_Extract to read_
(begin)
Huan Yi was a general of the state of Qin in the late Warring States period (5th century – 221 BCE).

Background
General Pang Nuan of Zhao occupied several towns of the state of Yan in 236 BCE, whereupon Yan asked the state of Qin for help. Huan Yi, Yang Duan, and Wang Jian commanded the relief campaign against Zhao and took its towns Ye (today's Linzhang, Hebei) and Anyang (Hebei), as well as Eyu (Heshun, Shanxi), and Liaoyang (Zuoquan, Shanxi).

In 236 BC, the Qin generals Huan Yi and Wang Jian seize nine cities in the Yecheng region.

In 234 BC, Huan Yi attacked Pingyang (Linfen, Shanxi) and Wucheng (Cixian, Hebei), killed general Hu Zhe and massacred 100,000 troops of Zhao. He then left Shangdang, passed the Taihang Ridge and invaded Zhao by taking Chili and Yi'an (Gaocheng, Hebei). Zhao thereupon laid the supreme command in the hands of Li Mu, who defeated Huan Yi in the battle of Fei (Jinxian, Hebei).
(end)
_Supplied entries_
(begin)
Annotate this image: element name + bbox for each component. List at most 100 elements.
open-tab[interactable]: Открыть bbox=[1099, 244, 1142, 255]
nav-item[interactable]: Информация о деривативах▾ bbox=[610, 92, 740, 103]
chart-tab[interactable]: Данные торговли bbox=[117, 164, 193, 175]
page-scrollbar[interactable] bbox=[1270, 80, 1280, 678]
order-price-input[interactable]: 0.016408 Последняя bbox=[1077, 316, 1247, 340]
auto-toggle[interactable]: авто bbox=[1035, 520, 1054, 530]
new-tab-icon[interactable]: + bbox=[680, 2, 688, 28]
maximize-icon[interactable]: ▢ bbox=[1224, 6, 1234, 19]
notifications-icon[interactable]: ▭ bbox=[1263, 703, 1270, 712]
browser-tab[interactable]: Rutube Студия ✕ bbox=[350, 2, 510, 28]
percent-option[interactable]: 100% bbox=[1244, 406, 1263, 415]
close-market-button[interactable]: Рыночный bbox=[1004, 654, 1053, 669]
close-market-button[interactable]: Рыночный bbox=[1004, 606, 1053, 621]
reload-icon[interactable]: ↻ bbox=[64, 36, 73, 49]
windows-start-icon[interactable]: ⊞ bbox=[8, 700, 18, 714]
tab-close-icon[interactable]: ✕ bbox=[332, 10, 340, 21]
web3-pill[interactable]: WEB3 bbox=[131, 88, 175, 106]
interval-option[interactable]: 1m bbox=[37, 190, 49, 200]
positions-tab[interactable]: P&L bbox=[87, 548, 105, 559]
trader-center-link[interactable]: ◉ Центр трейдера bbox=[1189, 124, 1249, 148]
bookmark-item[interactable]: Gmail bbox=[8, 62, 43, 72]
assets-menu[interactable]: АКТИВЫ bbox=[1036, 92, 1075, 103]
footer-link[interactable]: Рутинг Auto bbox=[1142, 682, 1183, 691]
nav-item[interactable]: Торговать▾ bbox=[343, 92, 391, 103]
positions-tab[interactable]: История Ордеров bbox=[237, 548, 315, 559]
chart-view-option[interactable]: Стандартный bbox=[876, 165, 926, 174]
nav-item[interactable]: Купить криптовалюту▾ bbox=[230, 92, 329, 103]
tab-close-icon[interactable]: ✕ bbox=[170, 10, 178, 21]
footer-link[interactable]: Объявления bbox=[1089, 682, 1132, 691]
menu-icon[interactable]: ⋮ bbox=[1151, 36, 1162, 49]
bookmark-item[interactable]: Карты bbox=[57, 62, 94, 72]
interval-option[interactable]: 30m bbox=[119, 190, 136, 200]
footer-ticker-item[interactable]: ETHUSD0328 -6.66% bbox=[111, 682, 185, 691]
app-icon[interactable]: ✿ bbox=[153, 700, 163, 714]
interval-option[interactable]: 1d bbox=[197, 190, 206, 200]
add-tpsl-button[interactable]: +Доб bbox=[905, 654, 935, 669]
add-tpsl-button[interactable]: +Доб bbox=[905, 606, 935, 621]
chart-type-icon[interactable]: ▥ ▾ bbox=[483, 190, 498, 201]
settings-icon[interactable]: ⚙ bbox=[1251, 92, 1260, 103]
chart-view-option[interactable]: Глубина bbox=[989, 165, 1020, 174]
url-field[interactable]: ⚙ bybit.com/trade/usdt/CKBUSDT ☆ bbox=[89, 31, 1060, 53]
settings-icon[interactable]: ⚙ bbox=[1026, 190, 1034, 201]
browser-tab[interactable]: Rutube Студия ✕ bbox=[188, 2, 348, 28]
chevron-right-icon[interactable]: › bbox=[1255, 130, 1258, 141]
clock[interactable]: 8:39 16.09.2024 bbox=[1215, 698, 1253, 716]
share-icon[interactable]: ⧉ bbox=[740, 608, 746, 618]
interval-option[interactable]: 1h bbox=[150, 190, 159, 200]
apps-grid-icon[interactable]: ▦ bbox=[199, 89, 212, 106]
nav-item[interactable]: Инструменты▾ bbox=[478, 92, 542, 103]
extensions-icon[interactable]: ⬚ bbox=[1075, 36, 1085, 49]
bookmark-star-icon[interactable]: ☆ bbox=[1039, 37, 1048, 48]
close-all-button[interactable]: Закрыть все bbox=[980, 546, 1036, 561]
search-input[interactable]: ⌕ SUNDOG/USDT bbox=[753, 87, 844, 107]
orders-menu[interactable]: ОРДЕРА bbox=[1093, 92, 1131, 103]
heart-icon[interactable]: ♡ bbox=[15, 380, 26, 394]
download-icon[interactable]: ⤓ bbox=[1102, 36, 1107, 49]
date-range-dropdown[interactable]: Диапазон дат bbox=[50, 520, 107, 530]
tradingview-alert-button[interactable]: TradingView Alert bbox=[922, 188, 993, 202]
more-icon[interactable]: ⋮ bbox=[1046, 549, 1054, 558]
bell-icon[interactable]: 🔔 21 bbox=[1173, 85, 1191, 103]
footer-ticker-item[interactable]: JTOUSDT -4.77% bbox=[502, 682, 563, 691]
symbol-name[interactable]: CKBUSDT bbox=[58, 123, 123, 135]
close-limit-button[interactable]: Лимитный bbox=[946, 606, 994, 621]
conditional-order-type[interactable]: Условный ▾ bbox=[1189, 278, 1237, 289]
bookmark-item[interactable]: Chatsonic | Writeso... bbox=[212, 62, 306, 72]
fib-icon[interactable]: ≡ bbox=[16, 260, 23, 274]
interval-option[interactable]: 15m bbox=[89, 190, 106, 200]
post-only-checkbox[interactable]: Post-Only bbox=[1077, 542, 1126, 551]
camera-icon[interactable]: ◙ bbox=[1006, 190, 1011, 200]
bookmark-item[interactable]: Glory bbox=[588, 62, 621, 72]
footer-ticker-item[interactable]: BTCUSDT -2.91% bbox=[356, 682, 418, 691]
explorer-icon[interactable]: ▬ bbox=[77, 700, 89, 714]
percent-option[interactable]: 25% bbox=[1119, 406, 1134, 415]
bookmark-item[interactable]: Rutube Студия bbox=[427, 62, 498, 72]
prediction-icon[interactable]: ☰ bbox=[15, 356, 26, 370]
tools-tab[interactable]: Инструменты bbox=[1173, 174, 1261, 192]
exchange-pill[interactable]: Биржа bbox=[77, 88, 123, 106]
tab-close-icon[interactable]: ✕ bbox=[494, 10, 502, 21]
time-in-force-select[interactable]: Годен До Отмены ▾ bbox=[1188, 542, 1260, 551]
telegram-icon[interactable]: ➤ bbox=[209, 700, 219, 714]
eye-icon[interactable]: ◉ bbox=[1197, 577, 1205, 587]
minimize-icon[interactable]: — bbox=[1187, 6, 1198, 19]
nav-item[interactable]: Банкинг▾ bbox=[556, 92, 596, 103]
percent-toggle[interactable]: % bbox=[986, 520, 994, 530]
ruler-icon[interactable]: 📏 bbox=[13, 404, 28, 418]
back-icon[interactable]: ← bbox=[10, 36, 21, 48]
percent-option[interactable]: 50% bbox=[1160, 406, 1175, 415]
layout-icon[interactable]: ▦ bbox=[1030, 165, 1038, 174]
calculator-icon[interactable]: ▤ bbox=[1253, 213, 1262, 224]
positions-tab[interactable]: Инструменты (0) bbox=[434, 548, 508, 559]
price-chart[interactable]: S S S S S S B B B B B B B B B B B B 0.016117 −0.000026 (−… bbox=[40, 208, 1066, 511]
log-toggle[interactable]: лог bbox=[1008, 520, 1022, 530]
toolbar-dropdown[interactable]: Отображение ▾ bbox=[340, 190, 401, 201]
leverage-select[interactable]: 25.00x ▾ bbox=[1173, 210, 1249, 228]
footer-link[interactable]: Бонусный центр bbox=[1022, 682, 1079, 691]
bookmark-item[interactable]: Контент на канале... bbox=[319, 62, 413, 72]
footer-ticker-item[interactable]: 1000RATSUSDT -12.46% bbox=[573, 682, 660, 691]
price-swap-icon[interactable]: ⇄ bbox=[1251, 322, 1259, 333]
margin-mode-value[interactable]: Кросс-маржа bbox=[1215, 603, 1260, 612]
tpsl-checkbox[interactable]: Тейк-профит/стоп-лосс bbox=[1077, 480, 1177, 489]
(end)
_Aim_
From the text about Huan Yi, copy word for word the part that opens with the words "Huan Yi was" and closes with "the Yecheng region.".

_Worked solution_
Huan Yi was a general of the state of Qin in the late Warring States period (5th century – 221 BCE).

Background
General Pang Nuan of Zhao occupied several towns of the state of Yan in 236 BCE, whereupon Yan asked the state of Qin for help. Huan Yi, Yang Duan, and Wang Jian commanded the relief campaign against Zhao and took its towns Ye (today's Linzhang, Hebei) and Anyang (Hebei), as well as Eyu (Heshun, Shanxi), and Liaoyang (Zuoquan, Shanxi).

In 236 BC, the Qin generals Huan Yi and Wang Jian seize nine cities in the Yecheng region.